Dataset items
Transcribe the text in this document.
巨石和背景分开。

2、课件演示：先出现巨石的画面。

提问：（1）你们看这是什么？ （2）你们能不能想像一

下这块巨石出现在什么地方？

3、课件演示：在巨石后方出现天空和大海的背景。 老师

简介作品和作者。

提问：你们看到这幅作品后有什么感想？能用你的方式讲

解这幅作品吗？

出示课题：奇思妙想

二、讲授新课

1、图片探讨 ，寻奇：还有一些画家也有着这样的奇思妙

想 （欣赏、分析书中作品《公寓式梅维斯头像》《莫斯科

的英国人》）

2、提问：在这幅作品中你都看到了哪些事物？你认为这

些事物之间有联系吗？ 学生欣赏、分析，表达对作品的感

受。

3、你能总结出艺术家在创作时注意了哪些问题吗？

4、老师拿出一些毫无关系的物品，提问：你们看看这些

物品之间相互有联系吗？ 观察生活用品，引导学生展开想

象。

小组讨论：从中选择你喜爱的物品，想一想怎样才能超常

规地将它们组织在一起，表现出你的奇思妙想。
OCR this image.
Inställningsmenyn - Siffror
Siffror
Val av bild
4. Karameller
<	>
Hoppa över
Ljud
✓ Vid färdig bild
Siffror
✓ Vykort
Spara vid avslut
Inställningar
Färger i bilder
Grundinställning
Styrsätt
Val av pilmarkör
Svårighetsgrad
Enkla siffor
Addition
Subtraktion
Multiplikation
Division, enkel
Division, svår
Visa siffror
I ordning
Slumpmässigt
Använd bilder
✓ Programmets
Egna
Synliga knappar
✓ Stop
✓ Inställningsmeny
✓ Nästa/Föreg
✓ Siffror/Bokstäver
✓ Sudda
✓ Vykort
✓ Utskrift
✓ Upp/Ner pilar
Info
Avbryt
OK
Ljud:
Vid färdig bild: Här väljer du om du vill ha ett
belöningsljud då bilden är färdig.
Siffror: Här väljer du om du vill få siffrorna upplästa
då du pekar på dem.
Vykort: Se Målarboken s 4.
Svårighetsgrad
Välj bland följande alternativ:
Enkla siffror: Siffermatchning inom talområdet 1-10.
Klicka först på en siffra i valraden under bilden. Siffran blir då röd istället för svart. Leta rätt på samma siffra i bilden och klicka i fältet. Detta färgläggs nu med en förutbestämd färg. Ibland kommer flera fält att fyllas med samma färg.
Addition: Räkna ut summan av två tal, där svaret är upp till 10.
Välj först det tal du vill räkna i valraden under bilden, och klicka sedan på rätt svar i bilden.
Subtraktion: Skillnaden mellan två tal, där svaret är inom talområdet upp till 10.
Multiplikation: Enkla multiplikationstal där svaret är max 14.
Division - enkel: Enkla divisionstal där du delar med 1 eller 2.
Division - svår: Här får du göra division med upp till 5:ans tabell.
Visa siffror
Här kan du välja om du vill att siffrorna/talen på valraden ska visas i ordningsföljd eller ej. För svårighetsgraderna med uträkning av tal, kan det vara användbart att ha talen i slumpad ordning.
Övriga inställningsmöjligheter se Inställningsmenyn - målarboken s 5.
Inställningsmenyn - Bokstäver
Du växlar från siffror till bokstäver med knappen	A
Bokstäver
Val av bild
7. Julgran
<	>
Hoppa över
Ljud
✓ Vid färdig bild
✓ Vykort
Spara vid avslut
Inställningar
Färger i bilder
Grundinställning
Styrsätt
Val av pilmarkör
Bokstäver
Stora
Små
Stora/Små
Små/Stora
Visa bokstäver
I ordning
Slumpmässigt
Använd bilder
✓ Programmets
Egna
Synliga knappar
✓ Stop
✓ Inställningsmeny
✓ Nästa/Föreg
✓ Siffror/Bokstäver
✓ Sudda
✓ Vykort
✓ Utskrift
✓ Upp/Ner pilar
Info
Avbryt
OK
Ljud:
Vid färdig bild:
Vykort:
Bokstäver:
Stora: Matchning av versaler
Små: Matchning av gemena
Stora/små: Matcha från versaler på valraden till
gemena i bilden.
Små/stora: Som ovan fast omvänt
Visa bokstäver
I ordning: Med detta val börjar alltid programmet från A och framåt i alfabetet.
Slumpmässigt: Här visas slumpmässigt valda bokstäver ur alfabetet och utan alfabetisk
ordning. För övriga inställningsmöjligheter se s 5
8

• Task to carry out:
Find the word "versaler" in the entries above and gather every line that holds it.

• Task response:
Stora: Matchning av versaler
Stora/små: Matcha från versaler på valraden till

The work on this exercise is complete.